Data provided START

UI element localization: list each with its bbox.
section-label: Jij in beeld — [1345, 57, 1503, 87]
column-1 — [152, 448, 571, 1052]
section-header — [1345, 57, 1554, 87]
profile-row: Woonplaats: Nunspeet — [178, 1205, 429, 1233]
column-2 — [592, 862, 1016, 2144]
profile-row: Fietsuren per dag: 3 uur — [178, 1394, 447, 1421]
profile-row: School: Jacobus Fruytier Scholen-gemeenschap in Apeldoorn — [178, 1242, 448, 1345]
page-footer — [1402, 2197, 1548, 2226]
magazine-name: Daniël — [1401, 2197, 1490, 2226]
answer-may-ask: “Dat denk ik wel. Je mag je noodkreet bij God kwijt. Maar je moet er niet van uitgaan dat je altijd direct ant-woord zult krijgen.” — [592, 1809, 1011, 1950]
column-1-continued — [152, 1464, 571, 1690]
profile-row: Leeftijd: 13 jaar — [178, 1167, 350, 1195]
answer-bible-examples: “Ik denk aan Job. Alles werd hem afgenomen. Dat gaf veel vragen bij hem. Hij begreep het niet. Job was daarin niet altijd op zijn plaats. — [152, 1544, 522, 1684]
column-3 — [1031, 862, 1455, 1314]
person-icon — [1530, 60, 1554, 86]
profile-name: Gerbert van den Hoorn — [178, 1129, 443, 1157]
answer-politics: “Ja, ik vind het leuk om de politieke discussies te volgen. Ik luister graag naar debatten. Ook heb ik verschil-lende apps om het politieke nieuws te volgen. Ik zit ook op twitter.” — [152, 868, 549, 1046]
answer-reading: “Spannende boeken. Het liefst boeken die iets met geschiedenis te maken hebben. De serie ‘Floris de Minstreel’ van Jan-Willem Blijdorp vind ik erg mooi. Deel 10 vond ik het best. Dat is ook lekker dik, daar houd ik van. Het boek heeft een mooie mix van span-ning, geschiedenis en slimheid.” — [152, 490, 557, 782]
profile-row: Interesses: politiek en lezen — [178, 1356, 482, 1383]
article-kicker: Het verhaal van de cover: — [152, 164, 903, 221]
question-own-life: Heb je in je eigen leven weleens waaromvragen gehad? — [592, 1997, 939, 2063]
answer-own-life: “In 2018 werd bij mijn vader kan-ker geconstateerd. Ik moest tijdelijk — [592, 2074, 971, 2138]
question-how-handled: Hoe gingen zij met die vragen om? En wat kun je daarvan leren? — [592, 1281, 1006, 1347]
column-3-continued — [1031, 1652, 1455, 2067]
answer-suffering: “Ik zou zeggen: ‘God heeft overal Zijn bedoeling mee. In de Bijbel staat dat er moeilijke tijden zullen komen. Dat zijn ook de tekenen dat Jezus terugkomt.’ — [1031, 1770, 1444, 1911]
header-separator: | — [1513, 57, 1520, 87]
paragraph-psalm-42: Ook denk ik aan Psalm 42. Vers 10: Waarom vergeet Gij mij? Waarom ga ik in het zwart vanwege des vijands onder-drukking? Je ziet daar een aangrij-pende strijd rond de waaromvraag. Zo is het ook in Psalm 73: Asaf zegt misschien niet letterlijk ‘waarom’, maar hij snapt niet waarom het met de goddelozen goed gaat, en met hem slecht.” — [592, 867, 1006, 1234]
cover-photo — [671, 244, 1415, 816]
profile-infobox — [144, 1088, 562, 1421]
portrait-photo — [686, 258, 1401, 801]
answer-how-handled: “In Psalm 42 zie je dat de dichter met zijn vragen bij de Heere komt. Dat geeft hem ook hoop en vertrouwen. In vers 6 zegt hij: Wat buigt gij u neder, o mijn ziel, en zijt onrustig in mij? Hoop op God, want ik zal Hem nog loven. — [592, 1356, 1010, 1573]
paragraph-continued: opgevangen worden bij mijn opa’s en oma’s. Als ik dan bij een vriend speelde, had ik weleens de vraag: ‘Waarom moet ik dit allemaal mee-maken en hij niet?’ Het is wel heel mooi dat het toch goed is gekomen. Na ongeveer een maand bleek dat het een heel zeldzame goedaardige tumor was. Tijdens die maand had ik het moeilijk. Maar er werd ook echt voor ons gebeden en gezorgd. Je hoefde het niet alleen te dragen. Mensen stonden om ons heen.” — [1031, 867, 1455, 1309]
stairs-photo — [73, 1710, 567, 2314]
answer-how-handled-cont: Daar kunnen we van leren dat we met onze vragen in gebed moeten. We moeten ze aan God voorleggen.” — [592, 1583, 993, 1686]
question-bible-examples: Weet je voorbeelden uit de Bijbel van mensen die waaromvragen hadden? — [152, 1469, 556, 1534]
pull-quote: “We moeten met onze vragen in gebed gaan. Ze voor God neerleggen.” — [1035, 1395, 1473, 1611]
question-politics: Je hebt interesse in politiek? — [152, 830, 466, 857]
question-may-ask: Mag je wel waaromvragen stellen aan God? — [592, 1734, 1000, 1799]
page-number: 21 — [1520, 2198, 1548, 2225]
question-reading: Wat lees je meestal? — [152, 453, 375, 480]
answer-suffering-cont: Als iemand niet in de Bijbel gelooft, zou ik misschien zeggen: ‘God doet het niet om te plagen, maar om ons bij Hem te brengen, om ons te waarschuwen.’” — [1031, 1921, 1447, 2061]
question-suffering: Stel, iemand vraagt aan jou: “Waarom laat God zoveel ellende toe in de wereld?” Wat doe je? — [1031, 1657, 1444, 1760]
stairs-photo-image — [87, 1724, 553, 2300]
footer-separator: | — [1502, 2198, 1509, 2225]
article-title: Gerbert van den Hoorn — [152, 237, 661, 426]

Data provided END

▶ [Activity]
All lines in the entries above that include "page" should be found and copied.

▶ [Exercise solution]
page-footer — [1402, 2197, 1548, 2226]
page-number: 21 — [1520, 2198, 1548, 2225]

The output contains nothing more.